* [Task requirements]: Output the material below in full, exactly as it is.

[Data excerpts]
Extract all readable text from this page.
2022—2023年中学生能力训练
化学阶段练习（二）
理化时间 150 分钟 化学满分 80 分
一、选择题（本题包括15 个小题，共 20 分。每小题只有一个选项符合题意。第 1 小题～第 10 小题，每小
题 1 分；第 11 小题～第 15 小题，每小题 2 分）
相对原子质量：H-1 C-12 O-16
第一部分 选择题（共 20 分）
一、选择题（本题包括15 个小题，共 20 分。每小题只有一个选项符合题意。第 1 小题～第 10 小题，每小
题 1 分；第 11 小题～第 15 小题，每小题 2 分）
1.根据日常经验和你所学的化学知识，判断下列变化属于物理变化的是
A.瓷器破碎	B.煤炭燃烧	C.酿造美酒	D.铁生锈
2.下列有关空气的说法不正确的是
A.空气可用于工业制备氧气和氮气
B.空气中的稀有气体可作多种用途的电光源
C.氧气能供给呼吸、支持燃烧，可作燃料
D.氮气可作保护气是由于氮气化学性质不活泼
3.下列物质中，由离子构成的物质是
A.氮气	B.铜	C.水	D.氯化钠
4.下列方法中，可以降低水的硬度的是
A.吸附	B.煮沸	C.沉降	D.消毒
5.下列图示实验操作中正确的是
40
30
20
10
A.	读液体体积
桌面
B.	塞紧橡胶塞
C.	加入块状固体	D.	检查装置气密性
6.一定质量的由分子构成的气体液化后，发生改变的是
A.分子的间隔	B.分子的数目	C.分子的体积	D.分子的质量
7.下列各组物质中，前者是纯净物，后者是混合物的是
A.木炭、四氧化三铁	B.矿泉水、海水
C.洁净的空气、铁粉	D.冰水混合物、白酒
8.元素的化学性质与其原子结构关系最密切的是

* [Full answer]:
Extract all readable text from this page.
2022—2023年中学生能力训练
化学阶段练习（二）
理化时间 150 分钟 化学满分 80 分
一、选择题（本题包括15 个小题，共 20 分。每小题只有一个选项符合题意。第 1 小题～第 10 小题，每小
题 1 分；第 11 小题～第 15 小题，每小题 2 分）
相对原子质量：H-1 C-12 O-16
第一部分 选择题（共 20 分）
一、选择题（本题包括15 个小题，共 20 分。每小题只有一个选项符合题意。第 1 小题～第 10 小题，每小
题 1 分；第 11 小题～第 15 小题，每小题 2 分）
1.根据日常经验和你所学的化学知识，判断下列变化属于物理变化的是
A.瓷器破碎	B.煤炭燃烧	C.酿造美酒	D.铁生锈
2.下列有关空气的说法不正确的是
A.空气可用于工业制备氧气和氮气
B.空气中的稀有气体可作多种用途的电光源
C.氧气能供给呼吸、支持燃烧，可作燃料
D.氮气可作保护气是由于氮气化学性质不活泼
3.下列物质中，由离子构成的物质是
A.氮气	B.铜	C.水	D.氯化钠
4.下列方法中，可以降低水的硬度的是
A.吸附	B.煮沸	C.沉降	D.消毒
5.下列图示实验操作中正确的是
40
30
20
10
A.	读液体体积
桌面
B.	塞紧橡胶塞
C.	加入块状固体	D.	检查装置气密性
6.一定质量的由分子构成的气体液化后，发生改变的是
A.分子的间隔	B.分子的数目	C.分子的体积	D.分子的质量
7.下列各组物质中，前者是纯净物，后者是混合物的是
A.木炭、四氧化三铁	B.矿泉水、海水
C.洁净的空气、铁粉	D.冰水混合物、白酒
8.元素的化学性质与其原子结构关系最密切的是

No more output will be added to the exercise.